Saved entries:

Start

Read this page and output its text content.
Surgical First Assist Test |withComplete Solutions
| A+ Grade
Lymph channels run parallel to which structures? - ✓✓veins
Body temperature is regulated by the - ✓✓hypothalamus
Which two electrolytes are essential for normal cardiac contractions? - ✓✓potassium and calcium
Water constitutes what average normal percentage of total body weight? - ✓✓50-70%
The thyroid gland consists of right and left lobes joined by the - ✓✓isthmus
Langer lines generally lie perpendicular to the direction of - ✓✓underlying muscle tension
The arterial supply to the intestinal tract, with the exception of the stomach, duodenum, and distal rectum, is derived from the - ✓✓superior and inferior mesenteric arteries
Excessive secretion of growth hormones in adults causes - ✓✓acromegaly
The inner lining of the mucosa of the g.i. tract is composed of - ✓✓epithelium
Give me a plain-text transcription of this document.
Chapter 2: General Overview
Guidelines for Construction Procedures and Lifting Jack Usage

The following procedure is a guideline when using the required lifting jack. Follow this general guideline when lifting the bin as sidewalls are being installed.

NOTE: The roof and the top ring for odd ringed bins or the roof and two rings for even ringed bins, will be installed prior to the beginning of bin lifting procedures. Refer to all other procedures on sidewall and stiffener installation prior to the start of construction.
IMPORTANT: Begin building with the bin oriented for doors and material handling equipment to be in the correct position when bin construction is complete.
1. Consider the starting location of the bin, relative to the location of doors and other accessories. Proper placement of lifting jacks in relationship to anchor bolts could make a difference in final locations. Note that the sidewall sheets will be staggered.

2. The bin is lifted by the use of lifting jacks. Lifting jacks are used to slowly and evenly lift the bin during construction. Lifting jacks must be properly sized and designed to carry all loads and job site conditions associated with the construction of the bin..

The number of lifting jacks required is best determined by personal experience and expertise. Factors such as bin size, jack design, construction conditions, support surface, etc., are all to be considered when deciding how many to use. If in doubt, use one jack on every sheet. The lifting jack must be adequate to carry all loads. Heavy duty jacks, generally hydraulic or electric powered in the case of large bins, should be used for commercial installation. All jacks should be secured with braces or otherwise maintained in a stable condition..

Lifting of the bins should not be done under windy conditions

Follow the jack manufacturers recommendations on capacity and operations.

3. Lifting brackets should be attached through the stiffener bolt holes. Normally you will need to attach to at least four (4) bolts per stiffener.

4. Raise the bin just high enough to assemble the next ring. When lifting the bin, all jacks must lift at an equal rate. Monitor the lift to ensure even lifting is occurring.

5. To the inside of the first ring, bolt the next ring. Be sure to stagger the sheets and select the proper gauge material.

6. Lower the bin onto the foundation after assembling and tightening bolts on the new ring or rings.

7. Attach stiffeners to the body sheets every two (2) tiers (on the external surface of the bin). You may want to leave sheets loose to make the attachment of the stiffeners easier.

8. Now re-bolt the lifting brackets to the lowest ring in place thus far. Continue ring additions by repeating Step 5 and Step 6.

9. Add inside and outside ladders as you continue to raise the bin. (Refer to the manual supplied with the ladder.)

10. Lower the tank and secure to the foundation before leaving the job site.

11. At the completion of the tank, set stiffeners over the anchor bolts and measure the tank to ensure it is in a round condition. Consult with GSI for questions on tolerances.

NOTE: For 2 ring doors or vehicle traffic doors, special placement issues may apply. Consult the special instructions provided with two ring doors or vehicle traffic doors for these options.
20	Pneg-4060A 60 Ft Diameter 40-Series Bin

End

- [BRIEF] Go through the records. Copy each line where "brackets" appears.

- [EXERCISE RESPONSE]
3. Lifting brackets should be attached through the stiffener bolt holes. Normally you will need to attach to at least four (4) bolts per stiffener.
8. Now re-bolt the lifting brackets to the lowest ring in place thus far. Continue ring additions by repeating Step 5 and Step 6.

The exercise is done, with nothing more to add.